SET TASK>
Pick out each line below containing "content".

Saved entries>
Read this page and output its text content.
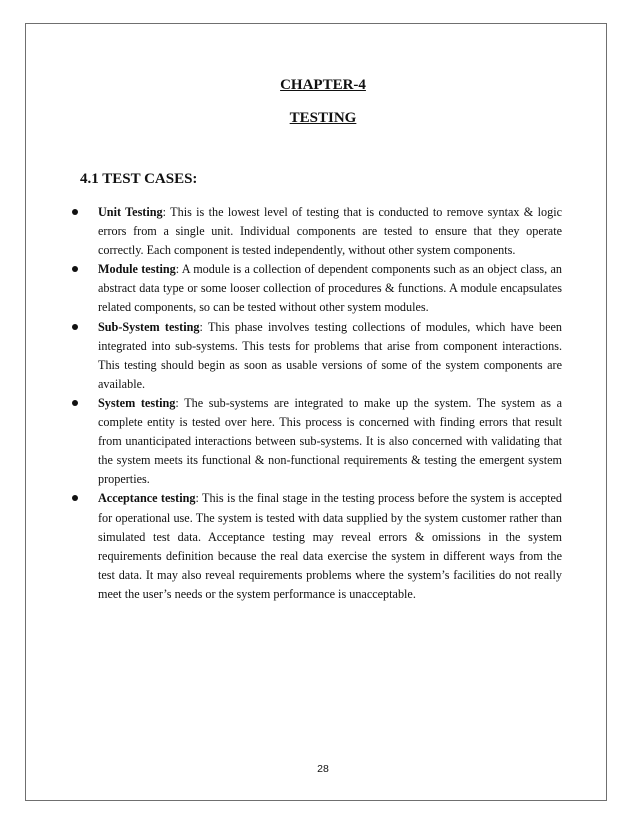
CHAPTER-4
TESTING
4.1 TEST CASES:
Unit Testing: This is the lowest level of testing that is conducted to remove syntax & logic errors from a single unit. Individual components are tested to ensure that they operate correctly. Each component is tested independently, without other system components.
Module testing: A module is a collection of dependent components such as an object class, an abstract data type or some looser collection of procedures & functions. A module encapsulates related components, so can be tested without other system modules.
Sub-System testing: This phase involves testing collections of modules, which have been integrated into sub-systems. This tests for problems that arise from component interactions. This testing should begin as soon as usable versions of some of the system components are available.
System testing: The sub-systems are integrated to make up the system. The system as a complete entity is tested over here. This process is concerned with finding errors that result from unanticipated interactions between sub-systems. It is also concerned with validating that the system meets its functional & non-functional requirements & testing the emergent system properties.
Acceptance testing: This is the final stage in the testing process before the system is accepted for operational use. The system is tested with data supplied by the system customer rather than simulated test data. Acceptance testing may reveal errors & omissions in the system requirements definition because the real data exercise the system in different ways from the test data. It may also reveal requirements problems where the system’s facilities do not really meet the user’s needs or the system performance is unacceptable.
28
==
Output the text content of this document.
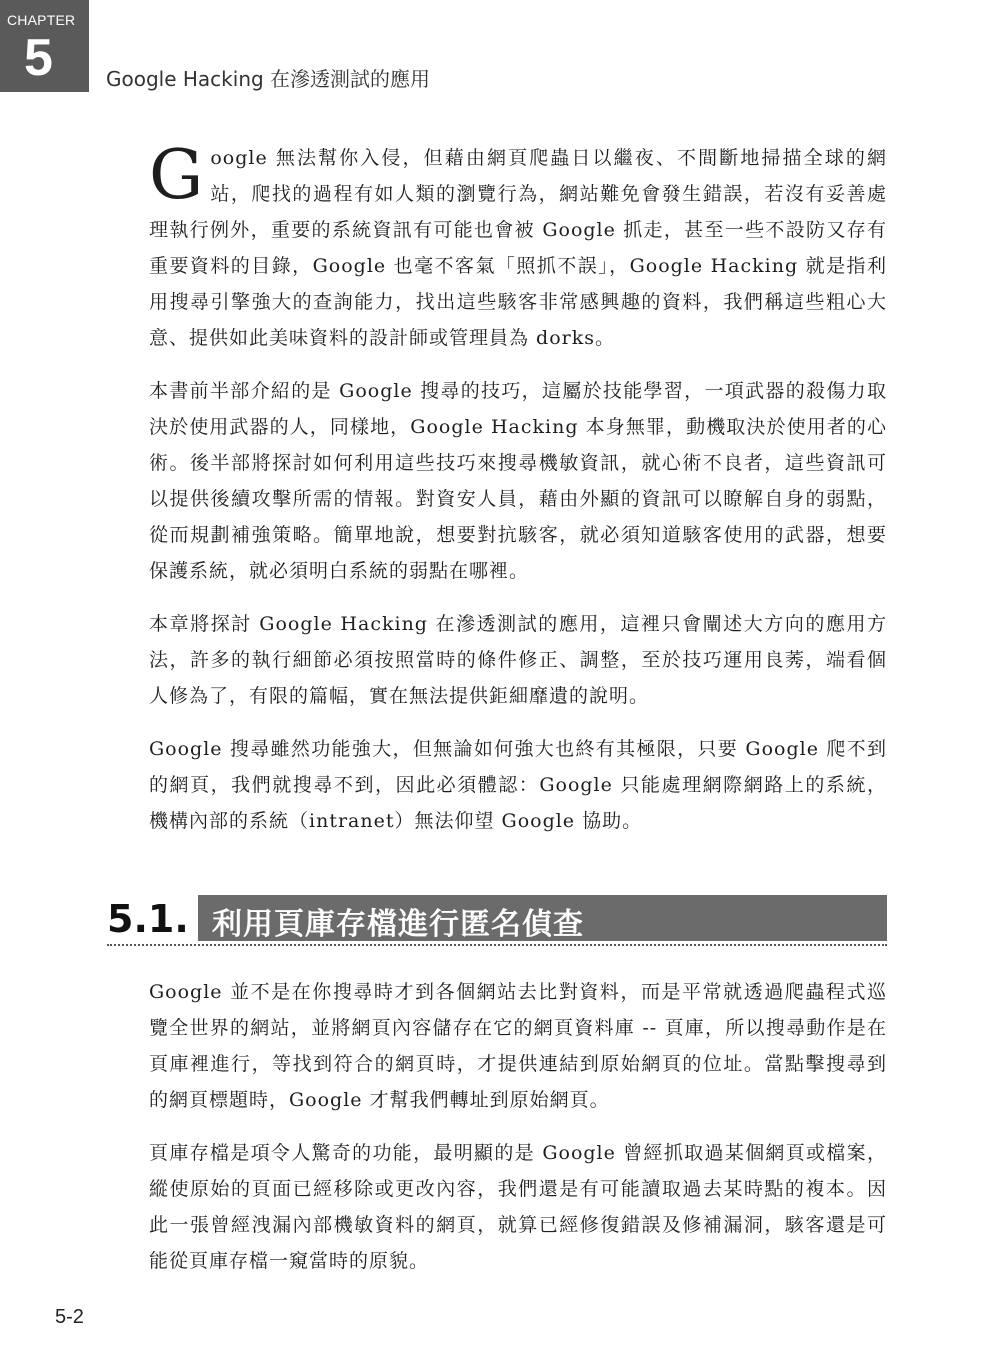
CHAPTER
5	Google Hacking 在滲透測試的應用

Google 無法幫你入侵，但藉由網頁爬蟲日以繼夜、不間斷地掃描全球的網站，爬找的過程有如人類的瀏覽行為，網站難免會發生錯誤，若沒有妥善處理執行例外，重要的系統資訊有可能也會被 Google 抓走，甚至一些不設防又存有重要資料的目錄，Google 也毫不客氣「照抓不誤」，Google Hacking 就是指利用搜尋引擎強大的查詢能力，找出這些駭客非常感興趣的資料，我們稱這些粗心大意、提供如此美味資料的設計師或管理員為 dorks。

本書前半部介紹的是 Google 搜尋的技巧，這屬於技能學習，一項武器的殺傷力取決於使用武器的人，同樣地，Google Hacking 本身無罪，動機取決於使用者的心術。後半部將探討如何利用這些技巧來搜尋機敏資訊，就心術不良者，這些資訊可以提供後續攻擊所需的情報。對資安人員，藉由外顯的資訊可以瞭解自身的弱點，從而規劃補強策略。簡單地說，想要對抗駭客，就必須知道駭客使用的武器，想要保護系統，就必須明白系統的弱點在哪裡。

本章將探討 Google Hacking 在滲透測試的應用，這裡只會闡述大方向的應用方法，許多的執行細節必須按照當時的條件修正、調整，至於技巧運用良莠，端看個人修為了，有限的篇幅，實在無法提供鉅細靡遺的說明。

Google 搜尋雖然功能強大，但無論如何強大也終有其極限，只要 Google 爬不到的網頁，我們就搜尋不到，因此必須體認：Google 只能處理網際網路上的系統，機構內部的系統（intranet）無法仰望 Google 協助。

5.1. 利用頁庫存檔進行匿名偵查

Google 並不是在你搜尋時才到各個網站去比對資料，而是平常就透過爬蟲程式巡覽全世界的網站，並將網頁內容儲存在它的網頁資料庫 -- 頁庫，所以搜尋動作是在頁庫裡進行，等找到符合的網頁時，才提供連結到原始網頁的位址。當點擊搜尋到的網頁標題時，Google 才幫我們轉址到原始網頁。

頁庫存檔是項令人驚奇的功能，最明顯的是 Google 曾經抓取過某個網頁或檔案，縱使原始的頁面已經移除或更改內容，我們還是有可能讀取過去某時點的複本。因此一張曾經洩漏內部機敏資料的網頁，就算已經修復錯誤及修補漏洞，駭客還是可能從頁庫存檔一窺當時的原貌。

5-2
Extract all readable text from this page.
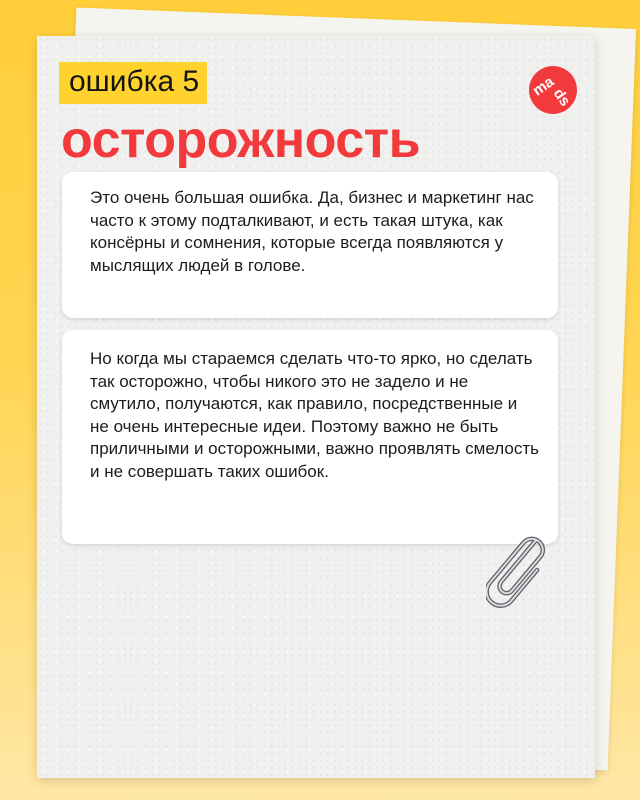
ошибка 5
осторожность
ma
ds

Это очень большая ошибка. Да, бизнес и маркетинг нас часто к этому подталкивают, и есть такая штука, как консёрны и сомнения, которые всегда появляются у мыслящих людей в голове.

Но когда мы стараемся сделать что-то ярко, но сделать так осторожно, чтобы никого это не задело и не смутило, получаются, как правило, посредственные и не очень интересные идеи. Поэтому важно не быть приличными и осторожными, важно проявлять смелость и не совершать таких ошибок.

FINISHED ANSWER>
Read this page and output its text content.
Output the text content of this document.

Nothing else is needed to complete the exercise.